■ WHAT IS REQUIRED:
Extract the complete listing and output it unchanged.

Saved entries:
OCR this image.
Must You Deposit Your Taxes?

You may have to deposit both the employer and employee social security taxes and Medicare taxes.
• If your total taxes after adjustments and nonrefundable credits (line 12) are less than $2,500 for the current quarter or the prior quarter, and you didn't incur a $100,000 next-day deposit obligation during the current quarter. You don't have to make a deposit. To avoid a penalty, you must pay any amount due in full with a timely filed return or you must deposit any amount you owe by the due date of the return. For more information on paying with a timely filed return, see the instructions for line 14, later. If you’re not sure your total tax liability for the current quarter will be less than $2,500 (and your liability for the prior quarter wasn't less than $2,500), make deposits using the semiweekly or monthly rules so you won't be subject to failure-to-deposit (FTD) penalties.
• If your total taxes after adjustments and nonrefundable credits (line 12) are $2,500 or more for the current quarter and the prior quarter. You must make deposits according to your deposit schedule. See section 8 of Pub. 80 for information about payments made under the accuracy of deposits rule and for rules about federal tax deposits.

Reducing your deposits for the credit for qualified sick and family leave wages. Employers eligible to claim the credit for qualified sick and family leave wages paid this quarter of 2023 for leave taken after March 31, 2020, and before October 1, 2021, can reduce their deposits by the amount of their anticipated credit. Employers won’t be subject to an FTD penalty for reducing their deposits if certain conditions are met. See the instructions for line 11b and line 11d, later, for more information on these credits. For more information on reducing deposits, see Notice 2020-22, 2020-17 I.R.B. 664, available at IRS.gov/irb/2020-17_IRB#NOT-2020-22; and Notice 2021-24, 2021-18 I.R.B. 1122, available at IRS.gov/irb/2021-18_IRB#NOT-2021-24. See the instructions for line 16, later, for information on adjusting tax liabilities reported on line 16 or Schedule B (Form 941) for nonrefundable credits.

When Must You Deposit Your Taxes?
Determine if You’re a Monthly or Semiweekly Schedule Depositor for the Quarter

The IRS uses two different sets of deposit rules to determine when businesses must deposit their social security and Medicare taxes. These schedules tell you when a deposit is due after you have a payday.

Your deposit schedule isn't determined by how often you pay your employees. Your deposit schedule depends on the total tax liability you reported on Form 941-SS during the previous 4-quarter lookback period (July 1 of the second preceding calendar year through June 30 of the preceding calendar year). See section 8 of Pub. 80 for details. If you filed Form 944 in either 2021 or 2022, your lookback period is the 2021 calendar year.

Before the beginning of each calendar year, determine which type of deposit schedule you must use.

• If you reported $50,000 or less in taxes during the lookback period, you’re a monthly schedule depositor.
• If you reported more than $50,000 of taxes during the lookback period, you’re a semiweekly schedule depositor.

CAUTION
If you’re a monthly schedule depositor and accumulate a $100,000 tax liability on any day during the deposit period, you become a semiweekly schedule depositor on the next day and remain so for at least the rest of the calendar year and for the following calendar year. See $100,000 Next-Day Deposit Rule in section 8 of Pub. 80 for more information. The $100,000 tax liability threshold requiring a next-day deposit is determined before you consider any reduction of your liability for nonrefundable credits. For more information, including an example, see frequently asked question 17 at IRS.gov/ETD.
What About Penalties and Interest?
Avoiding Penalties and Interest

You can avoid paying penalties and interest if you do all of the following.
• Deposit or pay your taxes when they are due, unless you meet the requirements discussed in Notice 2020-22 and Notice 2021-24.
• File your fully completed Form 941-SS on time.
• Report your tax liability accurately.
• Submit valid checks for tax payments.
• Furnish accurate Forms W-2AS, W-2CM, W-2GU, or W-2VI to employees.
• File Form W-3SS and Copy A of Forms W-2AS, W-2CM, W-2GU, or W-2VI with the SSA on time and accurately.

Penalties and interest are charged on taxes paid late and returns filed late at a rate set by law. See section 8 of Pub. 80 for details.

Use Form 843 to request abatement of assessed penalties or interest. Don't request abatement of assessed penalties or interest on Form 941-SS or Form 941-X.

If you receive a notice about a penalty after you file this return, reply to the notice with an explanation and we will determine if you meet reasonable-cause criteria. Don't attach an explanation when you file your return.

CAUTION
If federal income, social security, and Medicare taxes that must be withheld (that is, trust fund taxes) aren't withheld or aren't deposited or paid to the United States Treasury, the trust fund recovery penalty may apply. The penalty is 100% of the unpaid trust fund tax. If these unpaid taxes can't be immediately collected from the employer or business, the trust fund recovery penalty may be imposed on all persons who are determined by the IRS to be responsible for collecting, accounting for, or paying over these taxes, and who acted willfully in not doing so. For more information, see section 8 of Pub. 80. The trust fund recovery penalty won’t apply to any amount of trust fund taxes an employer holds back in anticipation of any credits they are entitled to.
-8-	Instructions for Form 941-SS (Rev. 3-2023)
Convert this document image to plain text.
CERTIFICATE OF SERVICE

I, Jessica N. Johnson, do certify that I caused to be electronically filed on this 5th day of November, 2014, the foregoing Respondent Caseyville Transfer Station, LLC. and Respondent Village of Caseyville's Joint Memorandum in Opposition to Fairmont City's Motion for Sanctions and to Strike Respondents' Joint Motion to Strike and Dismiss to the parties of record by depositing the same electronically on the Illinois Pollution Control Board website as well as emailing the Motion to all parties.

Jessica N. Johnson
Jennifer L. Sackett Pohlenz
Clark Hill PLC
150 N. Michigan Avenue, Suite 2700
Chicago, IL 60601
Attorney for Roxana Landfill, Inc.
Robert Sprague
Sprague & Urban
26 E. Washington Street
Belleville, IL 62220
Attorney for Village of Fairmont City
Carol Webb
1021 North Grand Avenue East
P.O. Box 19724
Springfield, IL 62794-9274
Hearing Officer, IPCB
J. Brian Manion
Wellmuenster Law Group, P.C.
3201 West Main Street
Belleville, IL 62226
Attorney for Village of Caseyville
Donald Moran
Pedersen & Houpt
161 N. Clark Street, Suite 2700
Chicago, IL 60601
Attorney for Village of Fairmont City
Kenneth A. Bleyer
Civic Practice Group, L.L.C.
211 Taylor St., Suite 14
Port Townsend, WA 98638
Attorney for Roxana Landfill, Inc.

■ TASK ANSWER:
OCR this image.
Must You Deposit Your Taxes?

You may have to deposit both the employer and employee social security taxes and Medicare taxes.
• If your total taxes after adjustments and nonrefundable credits (line 12) are less than $2,500 for the current quarter or the prior quarter, and you didn't incur a $100,000 next-day deposit obligation during the current quarter. You don't have to make a deposit. To avoid a penalty, you must pay any amount due in full with a timely filed return or you must deposit any amount you owe by the due date of the return. For more information on paying with a timely filed return, see the instructions for line 14, later. If you’re not sure your total tax liability for the current quarter will be less than $2,500 (and your liability for the prior quarter wasn't less than $2,500), make deposits using the semiweekly or monthly rules so you won't be subject to failure-to-deposit (FTD) penalties.
• If your total taxes after adjustments and nonrefundable credits (line 12) are $2,500 or more for the current quarter and the prior quarter. You must make deposits according to your deposit schedule. See section 8 of Pub. 80 for information about payments made under the accuracy of deposits rule and for rules about federal tax deposits.

Reducing your deposits for the credit for qualified sick and family leave wages. Employers eligible to claim the credit for qualified sick and family leave wages paid this quarter of 2023 for leave taken after March 31, 2020, and before October 1, 2021, can reduce their deposits by the amount of their anticipated credit. Employers won’t be subject to an FTD penalty for reducing their deposits if certain conditions are met. See the instructions for line 11b and line 11d, later, for more information on these credits. For more information on reducing deposits, see Notice 2020-22, 2020-17 I.R.B. 664, available at IRS.gov/irb/2020-17_IRB#NOT-2020-22; and Notice 2021-24, 2021-18 I.R.B. 1122, available at IRS.gov/irb/2021-18_IRB#NOT-2021-24. See the instructions for line 16, later, for information on adjusting tax liabilities reported on line 16 or Schedule B (Form 941) for nonrefundable credits.

When Must You Deposit Your Taxes?
Determine if You’re a Monthly or Semiweekly Schedule Depositor for the Quarter

The IRS uses two different sets of deposit rules to determine when businesses must deposit their social security and Medicare taxes. These schedules tell you when a deposit is due after you have a payday.

Your deposit schedule isn't determined by how often you pay your employees. Your deposit schedule depends on the total tax liability you reported on Form 941-SS during the previous 4-quarter lookback period (July 1 of the second preceding calendar year through June 30 of the preceding calendar year). See section 8 of Pub. 80 for details. If you filed Form 944 in either 2021 or 2022, your lookback period is the 2021 calendar year.

Before the beginning of each calendar year, determine which type of deposit schedule you must use.

• If you reported $50,000 or less in taxes during the lookback period, you’re a monthly schedule depositor.
• If you reported more than $50,000 of taxes during the lookback period, you’re a semiweekly schedule depositor.

CAUTION
If you’re a monthly schedule depositor and accumulate a $100,000 tax liability on any day during the deposit period, you become a semiweekly schedule depositor on the next day and remain so for at least the rest of the calendar year and for the following calendar year. See $100,000 Next-Day Deposit Rule in section 8 of Pub. 80 for more information. The $100,000 tax liability threshold requiring a next-day deposit is determined before you consider any reduction of your liability for nonrefundable credits. For more information, including an example, see frequently asked question 17 at IRS.gov/ETD.
What About Penalties and Interest?
Avoiding Penalties and Interest

You can avoid paying penalties and interest if you do all of the following.
• Deposit or pay your taxes when they are due, unless you meet the requirements discussed in Notice 2020-22 and Notice 2021-24.
• File your fully completed Form 941-SS on time.
• Report your tax liability accurately.
• Submit valid checks for tax payments.
• Furnish accurate Forms W-2AS, W-2CM, W-2GU, or W-2VI to employees.
• File Form W-3SS and Copy A of Forms W-2AS, W-2CM, W-2GU, or W-2VI with the SSA on time and accurately.

Penalties and interest are charged on taxes paid late and returns filed late at a rate set by law. See section 8 of Pub. 80 for details.

Use Form 843 to request abatement of assessed penalties or interest. Don't request abatement of assessed penalties or interest on Form 941-SS or Form 941-X.

If you receive a notice about a penalty after you file this return, reply to the notice with an explanation and we will determine if you meet reasonable-cause criteria. Don't attach an explanation when you file your return.

CAUTION
If federal income, social security, and Medicare taxes that must be withheld (that is, trust fund taxes) aren't withheld or aren't deposited or paid to the United States Treasury, the trust fund recovery penalty may apply. The penalty is 100% of the unpaid trust fund tax. If these unpaid taxes can't be immediately collected from the employer or business, the trust fund recovery penalty may be imposed on all persons who are determined by the IRS to be responsible for collecting, accounting for, or paying over these taxes, and who acted willfully in not doing so. For more information, see section 8 of Pub. 80. The trust fund recovery penalty won’t apply to any amount of trust fund taxes an employer holds back in anticipation of any credits they are entitled to.
-8-	Instructions for Form 941-SS (Rev. 3-2023)
Convert this document image to plain text.
CERTIFICATE OF SERVICE

I, Jessica N. Johnson, do certify that I caused to be electronically filed on this 5th day of November, 2014, the foregoing Respondent Caseyville Transfer Station, LLC. and Respondent Village of Caseyville's Joint Memorandum in Opposition to Fairmont City's Motion for Sanctions and to Strike Respondents' Joint Motion to Strike and Dismiss to the parties of record by depositing the same electronically on the Illinois Pollution Control Board website as well as emailing the Motion to all parties.

Jessica N. Johnson
Jennifer L. Sackett Pohlenz
Clark Hill PLC
150 N. Michigan Avenue, Suite 2700
Chicago, IL 60601
Attorney for Roxana Landfill, Inc.
Robert Sprague
Sprague & Urban
26 E. Washington Street
Belleville, IL 62220
Attorney for Village of Fairmont City
Carol Webb
1021 North Grand Avenue East
P.O. Box 19724
Springfield, IL 62794-9274
Hearing Officer, IPCB
J. Brian Manion
Wellmuenster Law Group, P.C.
3201 West Main Street
Belleville, IL 62226
Attorney for Village of Caseyville
Donald Moran
Pedersen & Houpt
161 N. Clark Street, Suite 2700
Chicago, IL 60601
Attorney for Village of Fairmont City
Kenneth A. Bleyer
Civic Practice Group, L.L.C.
211 Taylor St., Suite 14
Port Townsend, WA 98638
Attorney for Roxana Landfill, Inc.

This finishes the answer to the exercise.